**** Given records ****

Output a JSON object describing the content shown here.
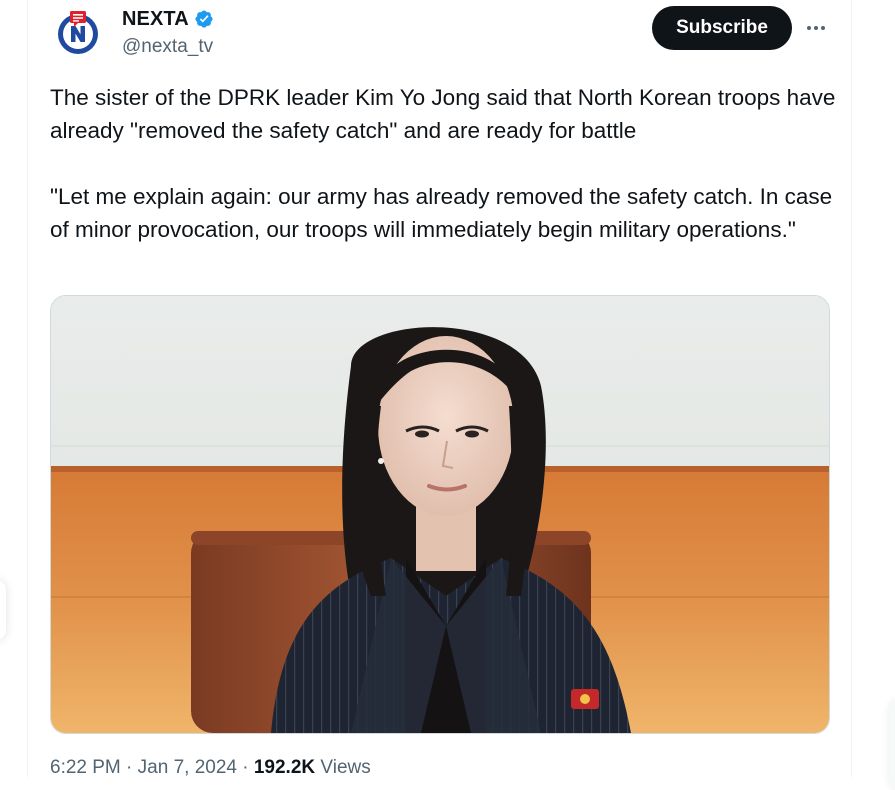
{
  "author": {
    "display_name": "NEXTA",
    "handle": "@nexta_tv",
    "verified": true,
    "avatar_letter": "N"
  },
  "actions": {
    "subscribe_label": "Subscribe",
    "more_icon": "more-horizontal-icon"
  },
  "tweet": {
    "paragraphs": [
      "The sister of the DPRK leader Kim Yo Jong said that North Korean troops have already \"removed the safety catch\" and are ready for battle",
      "\"Let me explain again: our army has already removed the safety catch. In case of minor provocation, our troops will immediately begin military operations.\""
    ]
  },
  "meta": {
    "time": "6:22 PM",
    "separator": "·",
    "date": "Jan 7, 2024",
    "views_count": "192.2K",
    "views_label": "Views"
  },
  "colors": {
    "accent": "#1d9bf0",
    "button_bg": "#0f1419",
    "secondary_text": "#536471",
    "nexta_red": "#e1202b",
    "nexta_blue": "#1f4aa0"
  }
}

****

▶ [What to do]
Identify every line above with the string "already" in it. Copy those lines.

▶ [Exercise solution]
      "The sister of the DPRK leader Kim Yo Jong said that North Korean troops have already \"removed the safety catch\" and are ready for battle",
      "\"Let me explain again: our army has already removed the safety catch. In case of minor provocation, our troops will immediately begin military operations.\""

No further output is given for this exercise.